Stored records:

· · · · · · ·

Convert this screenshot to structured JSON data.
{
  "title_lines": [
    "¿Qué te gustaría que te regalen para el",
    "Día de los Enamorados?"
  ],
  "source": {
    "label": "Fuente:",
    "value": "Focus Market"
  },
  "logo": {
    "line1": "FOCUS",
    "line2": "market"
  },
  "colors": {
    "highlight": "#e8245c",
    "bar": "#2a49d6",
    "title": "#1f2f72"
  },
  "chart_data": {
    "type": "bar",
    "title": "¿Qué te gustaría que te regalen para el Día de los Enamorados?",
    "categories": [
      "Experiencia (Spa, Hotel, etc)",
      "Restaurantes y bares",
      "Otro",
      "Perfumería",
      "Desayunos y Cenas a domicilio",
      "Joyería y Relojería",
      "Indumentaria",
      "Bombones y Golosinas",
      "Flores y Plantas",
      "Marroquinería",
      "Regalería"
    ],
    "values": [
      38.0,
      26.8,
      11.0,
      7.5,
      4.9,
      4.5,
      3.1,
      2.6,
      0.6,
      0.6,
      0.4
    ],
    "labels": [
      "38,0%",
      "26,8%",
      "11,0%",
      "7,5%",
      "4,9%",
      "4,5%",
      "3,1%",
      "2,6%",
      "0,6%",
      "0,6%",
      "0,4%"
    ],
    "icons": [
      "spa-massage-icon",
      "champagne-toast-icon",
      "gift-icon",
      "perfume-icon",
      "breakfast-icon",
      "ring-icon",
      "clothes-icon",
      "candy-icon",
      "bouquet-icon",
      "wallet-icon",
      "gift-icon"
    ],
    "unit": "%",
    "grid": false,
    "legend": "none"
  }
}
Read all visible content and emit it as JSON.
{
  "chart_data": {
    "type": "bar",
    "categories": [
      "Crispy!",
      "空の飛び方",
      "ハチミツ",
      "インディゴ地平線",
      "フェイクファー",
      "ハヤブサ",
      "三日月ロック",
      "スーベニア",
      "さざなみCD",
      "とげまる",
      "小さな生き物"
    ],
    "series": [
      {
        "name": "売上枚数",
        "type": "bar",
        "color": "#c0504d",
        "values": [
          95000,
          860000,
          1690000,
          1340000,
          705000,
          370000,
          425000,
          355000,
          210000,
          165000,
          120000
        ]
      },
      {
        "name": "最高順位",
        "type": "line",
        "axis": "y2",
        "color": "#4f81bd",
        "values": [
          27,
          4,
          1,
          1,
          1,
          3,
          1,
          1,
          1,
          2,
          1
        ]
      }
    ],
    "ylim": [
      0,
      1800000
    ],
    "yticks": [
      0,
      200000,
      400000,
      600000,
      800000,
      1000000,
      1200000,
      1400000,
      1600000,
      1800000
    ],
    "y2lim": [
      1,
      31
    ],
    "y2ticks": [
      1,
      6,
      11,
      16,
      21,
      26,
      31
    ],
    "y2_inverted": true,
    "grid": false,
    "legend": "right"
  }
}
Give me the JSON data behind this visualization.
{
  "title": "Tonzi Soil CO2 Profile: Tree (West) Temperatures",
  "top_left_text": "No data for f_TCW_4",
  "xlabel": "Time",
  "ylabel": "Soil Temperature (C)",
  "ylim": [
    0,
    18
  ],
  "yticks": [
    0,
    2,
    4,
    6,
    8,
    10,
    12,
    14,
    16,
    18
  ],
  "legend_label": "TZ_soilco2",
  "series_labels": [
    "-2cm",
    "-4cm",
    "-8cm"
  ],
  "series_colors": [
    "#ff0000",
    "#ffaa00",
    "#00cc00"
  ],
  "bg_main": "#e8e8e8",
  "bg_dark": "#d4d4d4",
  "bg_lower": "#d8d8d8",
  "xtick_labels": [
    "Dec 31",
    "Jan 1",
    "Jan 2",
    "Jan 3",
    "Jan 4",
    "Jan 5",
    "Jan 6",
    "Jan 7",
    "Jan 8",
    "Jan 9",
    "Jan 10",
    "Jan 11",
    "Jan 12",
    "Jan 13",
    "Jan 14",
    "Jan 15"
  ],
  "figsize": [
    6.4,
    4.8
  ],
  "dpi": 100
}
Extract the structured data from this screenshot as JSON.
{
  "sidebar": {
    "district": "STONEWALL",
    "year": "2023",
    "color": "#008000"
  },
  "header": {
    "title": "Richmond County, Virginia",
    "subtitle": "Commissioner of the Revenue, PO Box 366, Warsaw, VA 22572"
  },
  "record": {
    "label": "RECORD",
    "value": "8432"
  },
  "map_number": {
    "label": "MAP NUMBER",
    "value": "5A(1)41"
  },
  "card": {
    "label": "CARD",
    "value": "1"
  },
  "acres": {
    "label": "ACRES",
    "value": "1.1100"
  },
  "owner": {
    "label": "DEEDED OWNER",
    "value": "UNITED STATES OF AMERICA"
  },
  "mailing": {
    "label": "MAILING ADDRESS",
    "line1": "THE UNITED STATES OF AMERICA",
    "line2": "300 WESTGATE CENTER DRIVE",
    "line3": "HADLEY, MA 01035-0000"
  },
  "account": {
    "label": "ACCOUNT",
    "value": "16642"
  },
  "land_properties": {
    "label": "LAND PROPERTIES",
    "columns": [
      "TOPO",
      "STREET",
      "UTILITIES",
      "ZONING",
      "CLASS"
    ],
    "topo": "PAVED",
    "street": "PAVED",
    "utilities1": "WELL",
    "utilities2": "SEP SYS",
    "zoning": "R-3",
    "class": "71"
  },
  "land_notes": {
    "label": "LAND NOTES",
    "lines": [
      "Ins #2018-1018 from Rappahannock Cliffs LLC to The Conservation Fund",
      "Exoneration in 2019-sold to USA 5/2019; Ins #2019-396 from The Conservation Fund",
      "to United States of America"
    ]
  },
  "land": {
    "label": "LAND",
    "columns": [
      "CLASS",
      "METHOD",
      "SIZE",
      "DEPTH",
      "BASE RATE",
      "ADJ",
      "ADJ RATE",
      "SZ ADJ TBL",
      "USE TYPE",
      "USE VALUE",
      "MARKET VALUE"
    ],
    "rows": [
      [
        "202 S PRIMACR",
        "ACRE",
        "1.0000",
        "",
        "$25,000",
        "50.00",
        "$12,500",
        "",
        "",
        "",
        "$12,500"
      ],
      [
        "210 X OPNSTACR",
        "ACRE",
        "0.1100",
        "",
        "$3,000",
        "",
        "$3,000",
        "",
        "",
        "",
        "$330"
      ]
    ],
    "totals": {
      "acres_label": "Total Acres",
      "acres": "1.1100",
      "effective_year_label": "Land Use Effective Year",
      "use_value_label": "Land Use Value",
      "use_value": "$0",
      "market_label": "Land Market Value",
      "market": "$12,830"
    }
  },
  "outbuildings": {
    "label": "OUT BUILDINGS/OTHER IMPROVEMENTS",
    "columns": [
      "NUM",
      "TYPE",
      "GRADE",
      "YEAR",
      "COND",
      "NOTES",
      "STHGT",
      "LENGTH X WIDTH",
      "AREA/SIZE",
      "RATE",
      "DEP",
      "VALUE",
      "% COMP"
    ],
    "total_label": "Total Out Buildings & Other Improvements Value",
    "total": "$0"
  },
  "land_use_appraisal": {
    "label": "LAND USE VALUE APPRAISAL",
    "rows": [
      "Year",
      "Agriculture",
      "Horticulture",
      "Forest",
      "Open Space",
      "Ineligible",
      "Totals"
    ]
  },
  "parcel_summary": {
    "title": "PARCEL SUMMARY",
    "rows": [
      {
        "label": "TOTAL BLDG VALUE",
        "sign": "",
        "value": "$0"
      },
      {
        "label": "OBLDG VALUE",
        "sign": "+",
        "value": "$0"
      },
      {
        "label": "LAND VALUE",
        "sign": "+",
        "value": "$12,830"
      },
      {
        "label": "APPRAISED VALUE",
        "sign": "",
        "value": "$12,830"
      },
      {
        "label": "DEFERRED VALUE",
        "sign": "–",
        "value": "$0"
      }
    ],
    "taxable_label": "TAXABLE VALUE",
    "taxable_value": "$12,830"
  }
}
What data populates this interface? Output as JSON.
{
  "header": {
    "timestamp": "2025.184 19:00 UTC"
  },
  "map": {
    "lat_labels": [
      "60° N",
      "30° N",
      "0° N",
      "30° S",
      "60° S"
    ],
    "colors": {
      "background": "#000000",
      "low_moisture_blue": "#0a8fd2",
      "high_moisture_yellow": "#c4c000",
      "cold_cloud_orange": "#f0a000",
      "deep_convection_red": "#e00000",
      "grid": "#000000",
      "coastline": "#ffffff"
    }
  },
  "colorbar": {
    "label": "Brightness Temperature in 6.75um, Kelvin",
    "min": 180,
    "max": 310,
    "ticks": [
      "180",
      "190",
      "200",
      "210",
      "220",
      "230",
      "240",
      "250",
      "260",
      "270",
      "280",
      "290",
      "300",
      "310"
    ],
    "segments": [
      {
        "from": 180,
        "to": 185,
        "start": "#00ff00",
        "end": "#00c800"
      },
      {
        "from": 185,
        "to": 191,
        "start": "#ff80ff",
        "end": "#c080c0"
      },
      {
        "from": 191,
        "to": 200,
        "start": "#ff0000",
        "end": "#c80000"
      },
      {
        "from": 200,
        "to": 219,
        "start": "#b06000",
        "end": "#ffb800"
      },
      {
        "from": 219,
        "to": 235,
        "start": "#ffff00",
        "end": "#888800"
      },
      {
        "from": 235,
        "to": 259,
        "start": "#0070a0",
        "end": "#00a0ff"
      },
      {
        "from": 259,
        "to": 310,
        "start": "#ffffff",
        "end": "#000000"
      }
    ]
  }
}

· · · · · · ·

Task goal: Identify each line of the material where the word "this" shows up, and copy it.

Response to the task:
Convert this screenshot to structured JSON data.
Give me the JSON data behind this visualization.
Extract the structured data from this screenshot as JSON.
What data populates this interface? Output as JSON.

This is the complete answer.